Short exercise:
Skip the images. Copy the records exactly as written.

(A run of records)
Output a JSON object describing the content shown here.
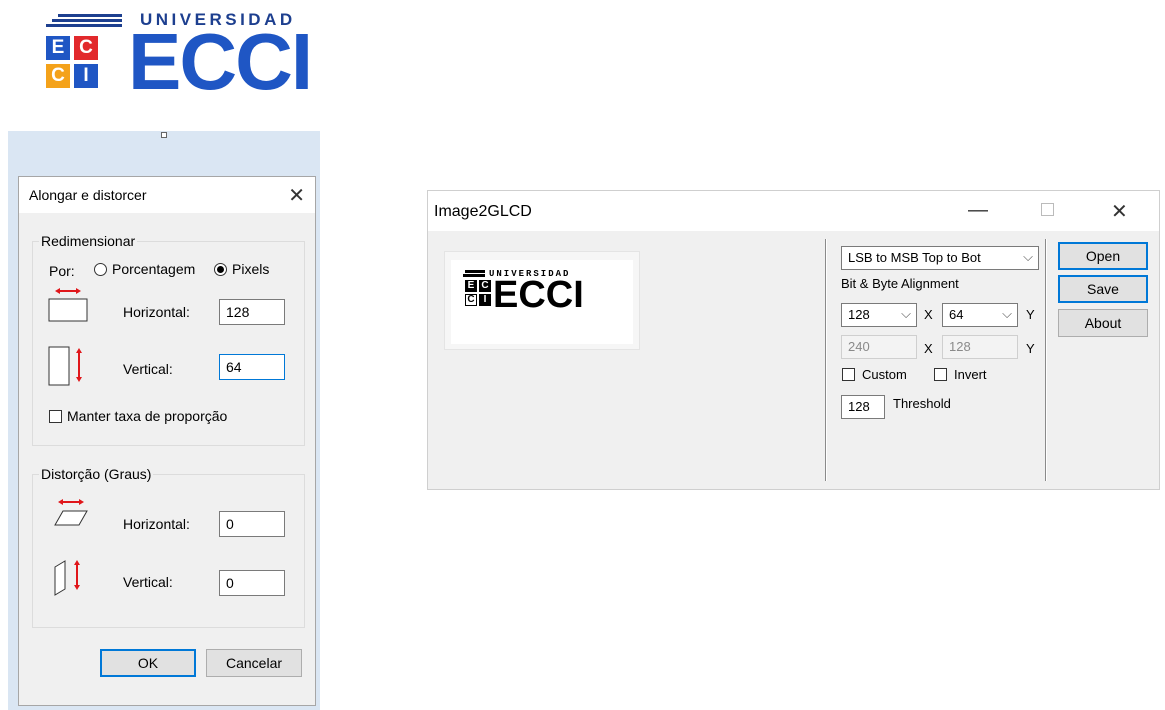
{
  "logo": {
    "word": "UNIVERSIDAD",
    "big": "ECCI",
    "tiles": [
      "E",
      "C",
      "C",
      "I"
    ],
    "tile_colors": [
      "#1f56c4",
      "#e2292c",
      "#f4a21a",
      "#1f56c4"
    ],
    "brand_color": "#1f56c4"
  },
  "dialog": {
    "title": "Alongar e distorcer",
    "close_icon": "close-icon",
    "resize_group": {
      "legend": "Redimensionar",
      "by_label": "Por:",
      "percent_option": "Porcentagem",
      "pixels_option": "Pixels",
      "selected": "Pixels",
      "horizontal_label": "Horizontal:",
      "horizontal_value": "128",
      "vertical_label": "Vertical:",
      "vertical_value": "64",
      "keep_ratio_label": "Manter taxa de proporção",
      "keep_ratio_checked": false
    },
    "skew_group": {
      "legend": "Distorção (Graus)",
      "horizontal_label": "Horizontal:",
      "horizontal_value": "0",
      "vertical_label": "Vertical:",
      "vertical_value": "0"
    },
    "ok_label": "OK",
    "cancel_label": "Cancelar"
  },
  "glcd": {
    "title": "Image2GLCD",
    "alignment_option": "LSB to MSB Top to Bot",
    "alignment_label": "Bit & Byte Alignment",
    "width_value": "128",
    "height_value": "64",
    "x_label": "X",
    "y_label": "Y",
    "orig_width": "240",
    "orig_height": "128",
    "custom_label": "Custom",
    "invert_label": "Invert",
    "threshold_value": "128",
    "threshold_label": "Threshold",
    "open_label": "Open",
    "save_label": "Save",
    "about_label": "About",
    "preview": {
      "word": "UNIVERSIDAD",
      "big": "ECCI",
      "tiles": [
        "E",
        "C",
        "C",
        "I"
      ]
    }
  }
}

Response below:
Output a JSON object describing the content shown here.
{
  "logo": {
    "word": "UNIVERSIDAD",
    "big": "ECCI",
    "tiles": [
      "E",
      "C",
      "C",
      "I"
    ],
    "tile_colors": [
      "#1f56c4",
      "#e2292c",
      "#f4a21a",
      "#1f56c4"
    ],
    "brand_color": "#1f56c4"
  },
  "dialog": {
    "title": "Alongar e distorcer",
    "close_icon": "close-icon",
    "resize_group": {
      "legend": "Redimensionar",
      "by_label": "Por:",
      "percent_option": "Porcentagem",
      "pixels_option": "Pixels",
      "selected": "Pixels",
      "horizontal_label": "Horizontal:",
      "horizontal_value": "128",
      "vertical_label": "Vertical:",
      "vertical_value": "64",
      "keep_ratio_label": "Manter taxa de proporção",
      "keep_ratio_checked": false
    },
    "skew_group": {
      "legend": "Distorção (Graus)",
      "horizontal_label": "Horizontal:",
      "horizontal_value": "0",
      "vertical_label": "Vertical:",
      "vertical_value": "0"
    },
    "ok_label": "OK",
    "cancel_label": "Cancelar"
  },
  "glcd": {
    "title": "Image2GLCD",
    "alignment_option": "LSB to MSB Top to Bot",
    "alignment_label": "Bit & Byte Alignment",
    "width_value": "128",
    "height_value": "64",
    "x_label": "X",
    "y_label": "Y",
    "orig_width": "240",
    "orig_height": "128",
    "custom_label": "Custom",
    "invert_label": "Invert",
    "threshold_value": "128",
    "threshold_label": "Threshold",
    "open_label": "Open",
    "save_label": "Save",
    "about_label": "About",
    "preview": {
      "word": "UNIVERSIDAD",
      "big": "ECCI",
      "tiles": [
        "E",
        "C",
        "C",
        "I"
      ]
    }
  }
}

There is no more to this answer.